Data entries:
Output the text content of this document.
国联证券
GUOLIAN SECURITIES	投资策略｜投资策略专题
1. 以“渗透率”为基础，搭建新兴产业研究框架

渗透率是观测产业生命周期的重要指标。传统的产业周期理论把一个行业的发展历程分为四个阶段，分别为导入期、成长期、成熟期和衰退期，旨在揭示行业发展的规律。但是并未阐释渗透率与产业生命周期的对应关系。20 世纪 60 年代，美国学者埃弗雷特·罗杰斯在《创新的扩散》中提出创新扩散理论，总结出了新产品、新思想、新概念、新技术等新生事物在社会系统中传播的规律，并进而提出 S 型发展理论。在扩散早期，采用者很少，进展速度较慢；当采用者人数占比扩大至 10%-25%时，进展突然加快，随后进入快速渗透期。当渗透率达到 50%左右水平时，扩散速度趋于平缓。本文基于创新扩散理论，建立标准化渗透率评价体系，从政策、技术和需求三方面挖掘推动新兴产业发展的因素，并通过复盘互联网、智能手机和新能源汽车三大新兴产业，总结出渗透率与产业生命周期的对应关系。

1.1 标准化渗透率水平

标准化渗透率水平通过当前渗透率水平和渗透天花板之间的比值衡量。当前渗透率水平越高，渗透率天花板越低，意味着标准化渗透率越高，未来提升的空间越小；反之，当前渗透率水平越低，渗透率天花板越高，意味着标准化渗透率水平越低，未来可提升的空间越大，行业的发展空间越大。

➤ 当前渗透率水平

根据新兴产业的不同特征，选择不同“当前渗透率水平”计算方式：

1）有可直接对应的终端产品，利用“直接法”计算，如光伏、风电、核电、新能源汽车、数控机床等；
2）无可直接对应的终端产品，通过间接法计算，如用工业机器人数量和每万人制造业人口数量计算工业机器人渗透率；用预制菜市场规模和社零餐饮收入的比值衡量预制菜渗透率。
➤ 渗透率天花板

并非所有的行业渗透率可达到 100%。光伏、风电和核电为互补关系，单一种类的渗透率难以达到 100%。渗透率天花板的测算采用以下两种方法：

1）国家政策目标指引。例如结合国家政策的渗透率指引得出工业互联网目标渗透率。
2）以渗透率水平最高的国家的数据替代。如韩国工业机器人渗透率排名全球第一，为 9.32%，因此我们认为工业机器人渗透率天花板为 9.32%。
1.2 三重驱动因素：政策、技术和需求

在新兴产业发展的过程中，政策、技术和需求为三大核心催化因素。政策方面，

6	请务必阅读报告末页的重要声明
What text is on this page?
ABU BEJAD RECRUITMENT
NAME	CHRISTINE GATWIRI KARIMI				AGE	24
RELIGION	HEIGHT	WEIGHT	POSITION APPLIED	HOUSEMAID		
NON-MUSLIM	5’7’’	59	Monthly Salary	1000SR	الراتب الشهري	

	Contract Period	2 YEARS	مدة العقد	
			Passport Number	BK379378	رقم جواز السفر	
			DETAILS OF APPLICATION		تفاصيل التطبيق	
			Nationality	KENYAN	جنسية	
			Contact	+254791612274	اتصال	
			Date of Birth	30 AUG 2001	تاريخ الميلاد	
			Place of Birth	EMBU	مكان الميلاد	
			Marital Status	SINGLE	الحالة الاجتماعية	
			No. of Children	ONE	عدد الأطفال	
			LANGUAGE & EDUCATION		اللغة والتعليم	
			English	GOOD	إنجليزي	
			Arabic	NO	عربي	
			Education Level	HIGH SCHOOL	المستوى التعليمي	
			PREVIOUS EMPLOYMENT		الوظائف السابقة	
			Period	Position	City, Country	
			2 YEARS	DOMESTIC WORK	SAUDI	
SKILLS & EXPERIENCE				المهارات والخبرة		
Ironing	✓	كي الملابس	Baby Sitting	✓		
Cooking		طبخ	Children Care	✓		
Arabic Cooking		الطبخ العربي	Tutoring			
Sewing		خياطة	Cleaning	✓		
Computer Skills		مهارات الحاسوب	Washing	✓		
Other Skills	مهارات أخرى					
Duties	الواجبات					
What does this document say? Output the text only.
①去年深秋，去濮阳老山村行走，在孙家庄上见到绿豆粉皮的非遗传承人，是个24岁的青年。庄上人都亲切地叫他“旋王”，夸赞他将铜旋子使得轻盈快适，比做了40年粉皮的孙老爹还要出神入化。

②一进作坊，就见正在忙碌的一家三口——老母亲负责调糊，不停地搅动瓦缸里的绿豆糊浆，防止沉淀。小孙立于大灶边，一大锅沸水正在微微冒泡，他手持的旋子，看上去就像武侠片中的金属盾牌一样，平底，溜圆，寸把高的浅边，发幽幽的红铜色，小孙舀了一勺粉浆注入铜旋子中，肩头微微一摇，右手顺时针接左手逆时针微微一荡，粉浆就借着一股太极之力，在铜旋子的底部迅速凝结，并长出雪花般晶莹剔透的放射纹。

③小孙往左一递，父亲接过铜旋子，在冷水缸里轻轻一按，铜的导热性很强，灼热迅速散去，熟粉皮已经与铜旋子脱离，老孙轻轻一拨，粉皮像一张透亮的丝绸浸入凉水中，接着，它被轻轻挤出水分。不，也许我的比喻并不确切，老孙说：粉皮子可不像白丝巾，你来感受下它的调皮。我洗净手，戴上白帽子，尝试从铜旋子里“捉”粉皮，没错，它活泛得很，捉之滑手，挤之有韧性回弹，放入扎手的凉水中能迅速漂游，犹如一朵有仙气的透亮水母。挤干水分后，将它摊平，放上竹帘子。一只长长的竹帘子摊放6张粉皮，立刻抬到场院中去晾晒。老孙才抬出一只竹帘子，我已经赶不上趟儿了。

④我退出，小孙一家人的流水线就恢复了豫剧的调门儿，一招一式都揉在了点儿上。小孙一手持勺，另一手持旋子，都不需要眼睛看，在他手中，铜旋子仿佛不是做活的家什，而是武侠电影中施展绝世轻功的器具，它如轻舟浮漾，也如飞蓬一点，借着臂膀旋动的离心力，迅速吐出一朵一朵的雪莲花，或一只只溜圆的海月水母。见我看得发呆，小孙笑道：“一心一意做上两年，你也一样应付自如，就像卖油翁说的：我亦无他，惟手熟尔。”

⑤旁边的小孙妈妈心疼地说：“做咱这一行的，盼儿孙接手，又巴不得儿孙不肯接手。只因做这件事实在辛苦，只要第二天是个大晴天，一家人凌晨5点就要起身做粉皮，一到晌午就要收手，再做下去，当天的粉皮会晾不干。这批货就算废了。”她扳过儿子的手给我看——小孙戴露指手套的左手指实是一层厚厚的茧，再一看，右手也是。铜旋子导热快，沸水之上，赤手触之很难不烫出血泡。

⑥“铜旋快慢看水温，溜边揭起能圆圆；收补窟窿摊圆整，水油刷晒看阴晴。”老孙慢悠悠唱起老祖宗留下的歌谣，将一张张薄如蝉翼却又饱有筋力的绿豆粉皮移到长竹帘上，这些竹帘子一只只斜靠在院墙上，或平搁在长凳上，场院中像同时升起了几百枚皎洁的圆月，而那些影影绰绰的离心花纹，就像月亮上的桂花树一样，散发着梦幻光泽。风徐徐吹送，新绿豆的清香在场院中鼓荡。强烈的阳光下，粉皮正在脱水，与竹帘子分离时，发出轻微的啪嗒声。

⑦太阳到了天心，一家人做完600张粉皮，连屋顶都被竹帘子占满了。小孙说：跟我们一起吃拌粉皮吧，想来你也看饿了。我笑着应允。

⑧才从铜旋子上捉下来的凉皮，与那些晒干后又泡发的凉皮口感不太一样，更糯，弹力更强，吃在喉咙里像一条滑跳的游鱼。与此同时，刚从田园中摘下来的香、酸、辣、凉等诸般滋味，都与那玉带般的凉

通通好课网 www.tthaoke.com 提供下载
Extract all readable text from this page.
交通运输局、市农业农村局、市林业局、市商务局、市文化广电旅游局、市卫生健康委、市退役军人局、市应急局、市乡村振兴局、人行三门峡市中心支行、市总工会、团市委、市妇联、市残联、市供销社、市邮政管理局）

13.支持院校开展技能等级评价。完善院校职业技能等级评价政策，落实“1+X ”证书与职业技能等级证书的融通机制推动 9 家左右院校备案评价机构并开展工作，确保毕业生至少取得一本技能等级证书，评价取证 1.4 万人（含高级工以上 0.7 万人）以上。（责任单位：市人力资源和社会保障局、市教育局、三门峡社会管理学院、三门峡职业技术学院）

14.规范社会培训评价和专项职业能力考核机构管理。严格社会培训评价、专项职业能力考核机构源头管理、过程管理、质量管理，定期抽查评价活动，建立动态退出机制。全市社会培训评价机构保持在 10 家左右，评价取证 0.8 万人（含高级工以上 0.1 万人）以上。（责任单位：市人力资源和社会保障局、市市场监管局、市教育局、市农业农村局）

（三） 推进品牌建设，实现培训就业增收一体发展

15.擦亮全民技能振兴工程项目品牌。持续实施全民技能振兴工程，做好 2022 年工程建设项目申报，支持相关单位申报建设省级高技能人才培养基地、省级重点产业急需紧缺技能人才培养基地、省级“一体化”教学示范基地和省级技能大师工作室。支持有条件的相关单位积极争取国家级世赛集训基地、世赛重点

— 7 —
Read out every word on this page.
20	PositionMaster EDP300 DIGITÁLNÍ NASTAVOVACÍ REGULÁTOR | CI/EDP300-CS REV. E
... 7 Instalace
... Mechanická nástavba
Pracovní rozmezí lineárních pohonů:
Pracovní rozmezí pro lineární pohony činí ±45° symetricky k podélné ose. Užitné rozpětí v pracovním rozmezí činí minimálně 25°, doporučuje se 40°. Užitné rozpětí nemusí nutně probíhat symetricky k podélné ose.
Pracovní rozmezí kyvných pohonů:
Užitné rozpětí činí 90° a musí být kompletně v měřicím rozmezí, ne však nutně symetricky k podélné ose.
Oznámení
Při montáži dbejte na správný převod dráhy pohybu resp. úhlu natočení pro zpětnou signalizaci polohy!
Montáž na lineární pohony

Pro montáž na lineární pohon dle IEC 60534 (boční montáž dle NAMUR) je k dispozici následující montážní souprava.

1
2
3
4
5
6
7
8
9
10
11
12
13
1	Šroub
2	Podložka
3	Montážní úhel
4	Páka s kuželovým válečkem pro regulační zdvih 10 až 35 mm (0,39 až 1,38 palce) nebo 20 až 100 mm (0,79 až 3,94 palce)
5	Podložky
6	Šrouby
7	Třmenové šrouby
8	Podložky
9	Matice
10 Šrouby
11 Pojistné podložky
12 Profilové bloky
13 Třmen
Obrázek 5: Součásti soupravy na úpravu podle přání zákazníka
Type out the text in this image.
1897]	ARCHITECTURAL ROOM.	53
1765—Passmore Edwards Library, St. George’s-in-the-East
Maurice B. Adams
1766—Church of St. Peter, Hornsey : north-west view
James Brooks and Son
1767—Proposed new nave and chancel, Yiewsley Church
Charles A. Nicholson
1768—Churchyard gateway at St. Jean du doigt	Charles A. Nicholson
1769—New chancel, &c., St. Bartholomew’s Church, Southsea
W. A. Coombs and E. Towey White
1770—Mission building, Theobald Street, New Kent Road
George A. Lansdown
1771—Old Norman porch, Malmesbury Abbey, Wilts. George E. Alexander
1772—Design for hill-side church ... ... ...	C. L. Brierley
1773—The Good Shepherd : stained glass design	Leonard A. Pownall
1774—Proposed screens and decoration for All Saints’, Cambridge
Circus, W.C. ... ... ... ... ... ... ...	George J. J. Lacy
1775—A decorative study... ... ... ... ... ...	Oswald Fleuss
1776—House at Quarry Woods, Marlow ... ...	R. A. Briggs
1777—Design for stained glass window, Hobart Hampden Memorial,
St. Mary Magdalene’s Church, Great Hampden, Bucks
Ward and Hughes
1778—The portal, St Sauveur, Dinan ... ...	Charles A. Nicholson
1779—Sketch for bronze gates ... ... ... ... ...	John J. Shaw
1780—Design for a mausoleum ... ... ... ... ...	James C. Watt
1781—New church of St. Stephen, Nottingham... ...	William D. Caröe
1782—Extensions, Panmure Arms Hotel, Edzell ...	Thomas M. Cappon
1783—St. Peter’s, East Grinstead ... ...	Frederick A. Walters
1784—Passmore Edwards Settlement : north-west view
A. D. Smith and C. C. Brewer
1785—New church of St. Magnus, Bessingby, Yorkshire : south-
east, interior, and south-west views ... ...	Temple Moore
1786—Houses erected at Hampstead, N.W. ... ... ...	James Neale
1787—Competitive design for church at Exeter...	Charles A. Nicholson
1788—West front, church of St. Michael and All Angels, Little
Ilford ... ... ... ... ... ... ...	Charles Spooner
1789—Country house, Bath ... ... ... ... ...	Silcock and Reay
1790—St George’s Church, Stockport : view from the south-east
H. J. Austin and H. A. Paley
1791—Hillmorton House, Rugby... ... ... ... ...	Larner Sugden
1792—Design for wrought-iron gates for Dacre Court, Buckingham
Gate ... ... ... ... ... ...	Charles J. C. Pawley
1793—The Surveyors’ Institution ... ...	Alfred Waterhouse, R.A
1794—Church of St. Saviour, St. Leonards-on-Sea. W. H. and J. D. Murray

### [Task to carry out]
Reproduce each line of the entries in which the word "podélné" is found.

### [Expected answer]
Pracovní rozmezí pro lineární pohony činí ±45° symetricky k podélné ose. Užitné rozpětí v pracovním rozmezí činí minimálně 25°, doporučuje se 40°. Užitné rozpětí nemusí nutně probíhat symetricky k podélné ose.
Užitné rozpětí činí 90° a musí být kompletně v měřicím rozmezí, ne však nutně symetricky k podélné ose.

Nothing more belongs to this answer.